• PROBLEM DETAILS:
Every entry that follows needs to be repeated exactly.

• PROVIDED DATA:
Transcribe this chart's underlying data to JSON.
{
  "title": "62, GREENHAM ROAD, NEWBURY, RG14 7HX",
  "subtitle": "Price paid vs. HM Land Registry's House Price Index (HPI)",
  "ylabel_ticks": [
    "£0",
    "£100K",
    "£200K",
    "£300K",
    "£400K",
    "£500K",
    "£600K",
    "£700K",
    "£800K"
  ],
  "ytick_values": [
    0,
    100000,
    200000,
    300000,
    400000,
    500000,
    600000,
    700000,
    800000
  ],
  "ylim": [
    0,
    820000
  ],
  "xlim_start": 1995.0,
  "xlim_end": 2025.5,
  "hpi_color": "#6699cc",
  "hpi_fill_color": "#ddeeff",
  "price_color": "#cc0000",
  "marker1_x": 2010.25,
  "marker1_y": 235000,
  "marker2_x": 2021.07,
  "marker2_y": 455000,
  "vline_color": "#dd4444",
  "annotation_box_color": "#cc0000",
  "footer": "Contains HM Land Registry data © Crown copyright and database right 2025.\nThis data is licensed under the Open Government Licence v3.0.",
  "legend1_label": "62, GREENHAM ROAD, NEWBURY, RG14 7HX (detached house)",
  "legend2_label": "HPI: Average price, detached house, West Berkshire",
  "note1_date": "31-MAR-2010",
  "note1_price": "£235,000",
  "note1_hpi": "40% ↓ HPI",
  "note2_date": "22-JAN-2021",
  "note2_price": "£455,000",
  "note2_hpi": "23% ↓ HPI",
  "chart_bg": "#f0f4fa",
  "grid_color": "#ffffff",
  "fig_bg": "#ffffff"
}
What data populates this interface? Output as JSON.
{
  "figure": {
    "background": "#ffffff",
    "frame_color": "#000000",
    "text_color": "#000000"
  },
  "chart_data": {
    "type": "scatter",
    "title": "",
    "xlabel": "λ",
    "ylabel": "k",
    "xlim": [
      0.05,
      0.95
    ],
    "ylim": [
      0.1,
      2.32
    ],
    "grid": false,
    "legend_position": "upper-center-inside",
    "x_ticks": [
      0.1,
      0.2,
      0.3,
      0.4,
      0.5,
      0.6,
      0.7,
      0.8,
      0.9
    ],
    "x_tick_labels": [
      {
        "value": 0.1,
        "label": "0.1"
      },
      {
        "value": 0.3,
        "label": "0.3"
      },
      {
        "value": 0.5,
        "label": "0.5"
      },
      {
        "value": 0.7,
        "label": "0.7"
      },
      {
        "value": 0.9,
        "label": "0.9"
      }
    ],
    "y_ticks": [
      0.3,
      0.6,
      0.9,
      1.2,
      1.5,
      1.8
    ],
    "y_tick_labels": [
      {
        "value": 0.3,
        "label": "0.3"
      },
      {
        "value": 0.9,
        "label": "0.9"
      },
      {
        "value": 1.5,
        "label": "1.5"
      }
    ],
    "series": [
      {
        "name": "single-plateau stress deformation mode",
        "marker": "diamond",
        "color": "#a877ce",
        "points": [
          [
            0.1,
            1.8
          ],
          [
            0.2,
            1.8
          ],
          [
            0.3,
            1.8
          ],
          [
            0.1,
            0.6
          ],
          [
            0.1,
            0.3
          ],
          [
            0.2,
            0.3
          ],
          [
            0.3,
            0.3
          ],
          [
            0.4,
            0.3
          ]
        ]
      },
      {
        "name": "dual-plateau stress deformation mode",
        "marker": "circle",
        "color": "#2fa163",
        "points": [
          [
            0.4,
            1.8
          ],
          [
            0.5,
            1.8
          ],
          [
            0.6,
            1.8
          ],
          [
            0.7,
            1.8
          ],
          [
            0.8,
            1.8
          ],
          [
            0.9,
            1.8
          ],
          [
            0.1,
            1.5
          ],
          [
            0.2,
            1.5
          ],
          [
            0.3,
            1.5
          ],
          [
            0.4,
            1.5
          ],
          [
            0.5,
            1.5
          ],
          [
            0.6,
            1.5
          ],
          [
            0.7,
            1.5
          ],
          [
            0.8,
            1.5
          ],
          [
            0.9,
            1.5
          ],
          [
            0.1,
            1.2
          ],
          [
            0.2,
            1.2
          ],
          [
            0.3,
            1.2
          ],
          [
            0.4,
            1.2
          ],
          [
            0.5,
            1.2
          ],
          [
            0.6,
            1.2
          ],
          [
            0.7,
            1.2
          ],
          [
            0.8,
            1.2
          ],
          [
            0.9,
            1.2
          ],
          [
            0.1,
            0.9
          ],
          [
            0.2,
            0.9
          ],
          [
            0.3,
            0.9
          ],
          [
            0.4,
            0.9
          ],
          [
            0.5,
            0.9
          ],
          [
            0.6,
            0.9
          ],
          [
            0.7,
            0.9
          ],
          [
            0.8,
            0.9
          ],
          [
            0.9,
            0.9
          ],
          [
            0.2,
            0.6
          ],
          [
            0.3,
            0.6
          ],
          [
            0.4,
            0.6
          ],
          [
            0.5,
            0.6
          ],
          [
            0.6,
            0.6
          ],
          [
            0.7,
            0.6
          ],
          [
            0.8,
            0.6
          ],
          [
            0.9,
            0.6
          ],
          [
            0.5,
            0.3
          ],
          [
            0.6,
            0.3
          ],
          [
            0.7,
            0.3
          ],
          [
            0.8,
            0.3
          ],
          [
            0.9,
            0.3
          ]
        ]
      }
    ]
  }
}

• SOLUTION BELOW:
Transcribe this chart's underlying data to JSON.
{
  "title": "62, GREENHAM ROAD, NEWBURY, RG14 7HX",
  "subtitle": "Price paid vs. HM Land Registry's House Price Index (HPI)",
  "ylabel_ticks": [
    "£0",
    "£100K",
    "£200K",
    "£300K",
    "£400K",
    "£500K",
    "£600K",
    "£700K",
    "£800K"
  ],
  "ytick_values": [
    0,
    100000,
    200000,
    300000,
    400000,
    500000,
    600000,
    700000,
    800000
  ],
  "ylim": [
    0,
    820000
  ],
  "xlim_start": 1995.0,
  "xlim_end": 2025.5,
  "hpi_color": "#6699cc",
  "hpi_fill_color": "#ddeeff",
  "price_color": "#cc0000",
  "marker1_x": 2010.25,
  "marker1_y": 235000,
  "marker2_x": 2021.07,
  "marker2_y": 455000,
  "vline_color": "#dd4444",
  "annotation_box_color": "#cc0000",
  "footer": "Contains HM Land Registry data © Crown copyright and database right 2025.\nThis data is licensed under the Open Government Licence v3.0.",
  "legend1_label": "62, GREENHAM ROAD, NEWBURY, RG14 7HX (detached house)",
  "legend2_label": "HPI: Average price, detached house, West Berkshire",
  "note1_date": "31-MAR-2010",
  "note1_price": "£235,000",
  "note1_hpi": "40% ↓ HPI",
  "note2_date": "22-JAN-2021",
  "note2_price": "£455,000",
  "note2_hpi": "23% ↓ HPI",
  "chart_bg": "#f0f4fa",
  "grid_color": "#ffffff",
  "fig_bg": "#ffffff"
}
What data populates this interface? Output as JSON.
{
  "figure": {
    "background": "#ffffff",
    "frame_color": "#000000",
    "text_color": "#000000"
  },
  "chart_data": {
    "type": "scatter",
    "title": "",
    "xlabel": "λ",
    "ylabel": "k",
    "xlim": [
      0.05,
      0.95
    ],
    "ylim": [
      0.1,
      2.32
    ],
    "grid": false,
    "legend_position": "upper-center-inside",
    "x_ticks": [
      0.1,
      0.2,
      0.3,
      0.4,
      0.5,
      0.6,
      0.7,
      0.8,
      0.9
    ],
    "x_tick_labels": [
      {
        "value": 0.1,
        "label": "0.1"
      },
      {
        "value": 0.3,
        "label": "0.3"
      },
      {
        "value": 0.5,
        "label": "0.5"
      },
      {
        "value": 0.7,
        "label": "0.7"
      },
      {
        "value": 0.9,
        "label": "0.9"
      }
    ],
    "y_ticks": [
      0.3,
      0.6,
      0.9,
      1.2,
      1.5,
      1.8
    ],
    "y_tick_labels": [
      {
        "value": 0.3,
        "label": "0.3"
      },
      {
        "value": 0.9,
        "label": "0.9"
      },
      {
        "value": 1.5,
        "label": "1.5"
      }
    ],
    "series": [
      {
        "name": "single-plateau stress deformation mode",
        "marker": "diamond",
        "color": "#a877ce",
        "points": [
          [
            0.1,
            1.8
          ],
          [
            0.2,
            1.8
          ],
          [
            0.3,
            1.8
          ],
          [
            0.1,
            0.6
          ],
          [
            0.1,
            0.3
          ],
          [
            0.2,
            0.3
          ],
          [
            0.3,
            0.3
          ],
          [
            0.4,
            0.3
          ]
        ]
      },
      {
        "name": "dual-plateau stress deformation mode",
        "marker": "circle",
        "color": "#2fa163",
        "points": [
          [
            0.4,
            1.8
          ],
          [
            0.5,
            1.8
          ],
          [
            0.6,
            1.8
          ],
          [
            0.7,
            1.8
          ],
          [
            0.8,
            1.8
          ],
          [
            0.9,
            1.8
          ],
          [
            0.1,
            1.5
          ],
          [
            0.2,
            1.5
          ],
          [
            0.3,
            1.5
          ],
          [
            0.4,
            1.5
          ],
          [
            0.5,
            1.5
          ],
          [
            0.6,
            1.5
          ],
          [
            0.7,
            1.5
          ],
          [
            0.8,
            1.5
          ],
          [
            0.9,
            1.5
          ],
          [
            0.1,
            1.2
          ],
          [
            0.2,
            1.2
          ],
          [
            0.3,
            1.2
          ],
          [
            0.4,
            1.2
          ],
          [
            0.5,
            1.2
          ],
          [
            0.6,
            1.2
          ],
          [
            0.7,
            1.2
          ],
          [
            0.8,
            1.2
          ],
          [
            0.9,
            1.2
          ],
          [
            0.1,
            0.9
          ],
          [
            0.2,
            0.9
          ],
          [
            0.3,
            0.9
          ],
          [
            0.4,
            0.9
          ],
          [
            0.5,
            0.9
          ],
          [
            0.6,
            0.9
          ],
          [
            0.7,
            0.9
          ],
          [
            0.8,
            0.9
          ],
          [
            0.9,
            0.9
          ],
          [
            0.2,
            0.6
          ],
          [
            0.3,
            0.6
          ],
          [
            0.4,
            0.6
          ],
          [
            0.5,
            0.6
          ],
          [
            0.6,
            0.6
          ],
          [
            0.7,
            0.6
          ],
          [
            0.8,
            0.6
          ],
          [
            0.9,
            0.6
          ],
          [
            0.5,
            0.3
          ],
          [
            0.6,
            0.3
          ],
          [
            0.7,
            0.3
          ],
          [
            0.8,
            0.3
          ],
          [
            0.9,
            0.3
          ]
        ]
      }
    ]
  }
}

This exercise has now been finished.